In the records below, find the lines that include "Moogle" and copy each.

■ **Available data**:

▼

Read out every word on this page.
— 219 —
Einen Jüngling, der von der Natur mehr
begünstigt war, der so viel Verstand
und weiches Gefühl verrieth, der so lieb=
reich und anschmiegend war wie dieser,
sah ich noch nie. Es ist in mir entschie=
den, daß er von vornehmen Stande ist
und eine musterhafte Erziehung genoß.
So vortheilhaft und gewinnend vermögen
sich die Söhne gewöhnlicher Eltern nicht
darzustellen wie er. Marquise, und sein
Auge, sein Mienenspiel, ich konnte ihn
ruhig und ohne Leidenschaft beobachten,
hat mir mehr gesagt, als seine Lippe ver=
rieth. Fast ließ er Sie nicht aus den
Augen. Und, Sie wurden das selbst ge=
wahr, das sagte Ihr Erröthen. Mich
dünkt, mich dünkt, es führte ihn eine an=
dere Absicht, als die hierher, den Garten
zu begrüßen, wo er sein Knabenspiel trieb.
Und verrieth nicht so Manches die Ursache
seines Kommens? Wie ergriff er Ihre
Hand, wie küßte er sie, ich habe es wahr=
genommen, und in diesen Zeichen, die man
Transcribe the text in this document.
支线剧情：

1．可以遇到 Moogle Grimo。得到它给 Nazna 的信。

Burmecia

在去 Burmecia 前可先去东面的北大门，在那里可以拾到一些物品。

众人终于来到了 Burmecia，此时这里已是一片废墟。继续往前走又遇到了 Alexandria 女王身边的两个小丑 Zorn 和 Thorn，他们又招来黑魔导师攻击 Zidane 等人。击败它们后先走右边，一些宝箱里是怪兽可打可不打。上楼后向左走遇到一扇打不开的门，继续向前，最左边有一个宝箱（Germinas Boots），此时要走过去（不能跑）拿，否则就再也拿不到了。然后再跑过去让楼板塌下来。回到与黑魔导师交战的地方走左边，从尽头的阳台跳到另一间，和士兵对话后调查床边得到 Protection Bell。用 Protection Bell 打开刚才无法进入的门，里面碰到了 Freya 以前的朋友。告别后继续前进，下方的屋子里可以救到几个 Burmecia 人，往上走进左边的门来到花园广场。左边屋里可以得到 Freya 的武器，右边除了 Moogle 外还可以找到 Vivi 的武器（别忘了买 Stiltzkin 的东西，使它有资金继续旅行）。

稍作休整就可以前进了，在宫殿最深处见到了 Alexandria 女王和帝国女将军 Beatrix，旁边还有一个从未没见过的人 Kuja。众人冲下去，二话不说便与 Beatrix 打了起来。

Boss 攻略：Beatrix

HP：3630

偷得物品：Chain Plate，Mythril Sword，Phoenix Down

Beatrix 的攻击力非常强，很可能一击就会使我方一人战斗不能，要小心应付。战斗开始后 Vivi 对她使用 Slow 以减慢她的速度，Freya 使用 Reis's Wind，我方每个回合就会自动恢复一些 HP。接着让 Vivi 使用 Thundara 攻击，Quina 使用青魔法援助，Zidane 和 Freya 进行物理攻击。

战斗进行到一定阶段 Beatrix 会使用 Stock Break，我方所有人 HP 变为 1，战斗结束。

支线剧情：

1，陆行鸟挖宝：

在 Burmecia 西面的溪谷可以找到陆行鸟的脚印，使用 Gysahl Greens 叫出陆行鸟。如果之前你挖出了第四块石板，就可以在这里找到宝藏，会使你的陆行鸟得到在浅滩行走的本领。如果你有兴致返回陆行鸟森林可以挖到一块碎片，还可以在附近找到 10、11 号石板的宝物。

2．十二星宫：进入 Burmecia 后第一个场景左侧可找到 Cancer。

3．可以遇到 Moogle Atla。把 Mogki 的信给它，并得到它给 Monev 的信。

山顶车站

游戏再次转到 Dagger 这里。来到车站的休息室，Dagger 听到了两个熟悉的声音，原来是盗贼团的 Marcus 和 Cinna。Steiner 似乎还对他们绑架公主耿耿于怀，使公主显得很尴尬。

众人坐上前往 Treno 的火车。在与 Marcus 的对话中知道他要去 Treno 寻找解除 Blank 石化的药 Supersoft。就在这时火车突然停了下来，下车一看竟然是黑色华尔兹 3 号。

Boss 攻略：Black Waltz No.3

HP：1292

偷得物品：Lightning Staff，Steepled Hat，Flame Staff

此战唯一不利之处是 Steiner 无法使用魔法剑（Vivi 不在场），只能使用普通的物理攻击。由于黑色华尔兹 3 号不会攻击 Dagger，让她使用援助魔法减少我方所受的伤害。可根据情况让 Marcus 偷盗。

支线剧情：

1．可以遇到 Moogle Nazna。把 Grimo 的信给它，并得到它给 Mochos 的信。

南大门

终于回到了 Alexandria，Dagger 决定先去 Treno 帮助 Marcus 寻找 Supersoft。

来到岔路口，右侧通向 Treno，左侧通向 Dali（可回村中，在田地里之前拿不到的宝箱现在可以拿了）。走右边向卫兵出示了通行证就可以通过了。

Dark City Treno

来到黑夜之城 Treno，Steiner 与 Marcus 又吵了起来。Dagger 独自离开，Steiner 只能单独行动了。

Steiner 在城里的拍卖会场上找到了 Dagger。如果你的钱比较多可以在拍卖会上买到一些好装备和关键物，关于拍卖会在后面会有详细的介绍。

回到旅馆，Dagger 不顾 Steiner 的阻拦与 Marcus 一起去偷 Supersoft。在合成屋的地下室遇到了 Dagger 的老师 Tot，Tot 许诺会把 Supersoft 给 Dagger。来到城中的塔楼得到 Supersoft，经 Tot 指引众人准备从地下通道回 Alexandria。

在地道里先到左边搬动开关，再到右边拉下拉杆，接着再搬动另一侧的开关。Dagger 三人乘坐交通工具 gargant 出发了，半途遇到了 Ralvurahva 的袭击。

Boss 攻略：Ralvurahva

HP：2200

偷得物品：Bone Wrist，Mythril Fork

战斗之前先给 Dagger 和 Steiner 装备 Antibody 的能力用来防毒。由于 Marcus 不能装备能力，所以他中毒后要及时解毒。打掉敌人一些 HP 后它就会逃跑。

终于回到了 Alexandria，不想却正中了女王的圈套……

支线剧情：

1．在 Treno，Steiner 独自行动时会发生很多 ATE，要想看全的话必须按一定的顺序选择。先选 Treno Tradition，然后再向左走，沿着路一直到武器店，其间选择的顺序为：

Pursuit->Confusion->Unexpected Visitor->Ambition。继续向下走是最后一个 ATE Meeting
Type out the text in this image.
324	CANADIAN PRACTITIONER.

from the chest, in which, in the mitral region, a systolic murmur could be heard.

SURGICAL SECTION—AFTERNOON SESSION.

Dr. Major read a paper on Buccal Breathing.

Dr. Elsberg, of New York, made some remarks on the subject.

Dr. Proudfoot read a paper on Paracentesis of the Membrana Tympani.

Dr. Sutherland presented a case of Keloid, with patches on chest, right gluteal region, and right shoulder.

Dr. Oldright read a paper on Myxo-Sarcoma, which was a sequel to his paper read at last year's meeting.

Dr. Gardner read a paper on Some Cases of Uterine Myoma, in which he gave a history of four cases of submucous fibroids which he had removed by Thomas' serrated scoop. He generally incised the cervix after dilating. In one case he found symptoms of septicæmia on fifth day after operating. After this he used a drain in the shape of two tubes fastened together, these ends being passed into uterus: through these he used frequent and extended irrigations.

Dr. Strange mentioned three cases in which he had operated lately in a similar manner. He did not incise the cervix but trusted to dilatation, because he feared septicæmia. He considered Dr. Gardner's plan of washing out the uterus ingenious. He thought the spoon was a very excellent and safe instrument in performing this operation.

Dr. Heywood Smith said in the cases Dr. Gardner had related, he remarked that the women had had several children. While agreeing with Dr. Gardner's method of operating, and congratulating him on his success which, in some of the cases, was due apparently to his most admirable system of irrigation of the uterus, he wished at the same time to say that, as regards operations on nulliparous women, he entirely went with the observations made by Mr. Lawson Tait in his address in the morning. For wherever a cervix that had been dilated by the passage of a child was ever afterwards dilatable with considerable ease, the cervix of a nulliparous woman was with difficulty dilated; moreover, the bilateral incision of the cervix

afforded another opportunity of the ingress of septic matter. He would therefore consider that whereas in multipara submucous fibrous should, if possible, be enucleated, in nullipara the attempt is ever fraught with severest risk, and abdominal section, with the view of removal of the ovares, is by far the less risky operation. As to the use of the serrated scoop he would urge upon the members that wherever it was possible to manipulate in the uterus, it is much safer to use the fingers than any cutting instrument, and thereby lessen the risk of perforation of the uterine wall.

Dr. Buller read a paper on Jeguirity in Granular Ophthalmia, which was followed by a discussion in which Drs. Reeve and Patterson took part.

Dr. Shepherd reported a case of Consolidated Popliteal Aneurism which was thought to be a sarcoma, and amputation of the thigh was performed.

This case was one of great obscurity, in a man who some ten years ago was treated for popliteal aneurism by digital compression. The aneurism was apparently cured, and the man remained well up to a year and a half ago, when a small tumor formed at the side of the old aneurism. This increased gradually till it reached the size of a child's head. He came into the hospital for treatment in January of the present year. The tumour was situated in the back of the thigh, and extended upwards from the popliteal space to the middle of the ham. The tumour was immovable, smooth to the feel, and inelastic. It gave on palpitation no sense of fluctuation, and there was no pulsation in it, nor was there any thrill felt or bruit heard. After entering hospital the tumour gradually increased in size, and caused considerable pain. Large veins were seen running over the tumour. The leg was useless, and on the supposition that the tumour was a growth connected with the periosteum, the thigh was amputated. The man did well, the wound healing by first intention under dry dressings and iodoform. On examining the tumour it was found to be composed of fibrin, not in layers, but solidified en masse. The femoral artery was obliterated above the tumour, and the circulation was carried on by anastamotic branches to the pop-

▲

■ **Solution below**:
1．可以遇到 Moogle Grimo。得到它给 Nazna 的信。
众人终于来到了 Burmecia，此时这里已是一片废墟。继续往前走又遇到了 Alexandria 女王身边的两个小丑 Zorn 和 Thorn，他们又招来黑魔导师攻击 Zidane 等人。击败它们后先走右边，一些宝箱里是怪兽可打可不打。上楼后向左走遇到一扇打不开的门，继续向前，最左边有一个宝箱（Germinas Boots），此时要走过去（不能跑）拿，否则就再也拿不到了。然后再跑过去让楼板塌下来。回到与黑魔导师交战的地方走左边，从尽头的阳台跳到另一间，和士兵对话后调查床边得到 Protection Bell。用 Protection Bell 打开刚才无法进入的门，里面碰到了 Freya 以前的朋友。告别后继续前进，下方的屋子里可以救到几个 Burmecia 人，往上走进左边的门来到花园广场。左边屋里可以得到 Freya 的武器，右边除了 Moogle 外还可以找到 Vivi 的武器（别忘了买 Stiltzkin 的东西，使它有资金继续旅行）。
3．可以遇到 Moogle Atla。把 Mogki 的信给它，并得到它给 Monev 的信。
1．可以遇到 Moogle Nazna。把 Grimo 的信给它，并得到它给 Mochos 的信。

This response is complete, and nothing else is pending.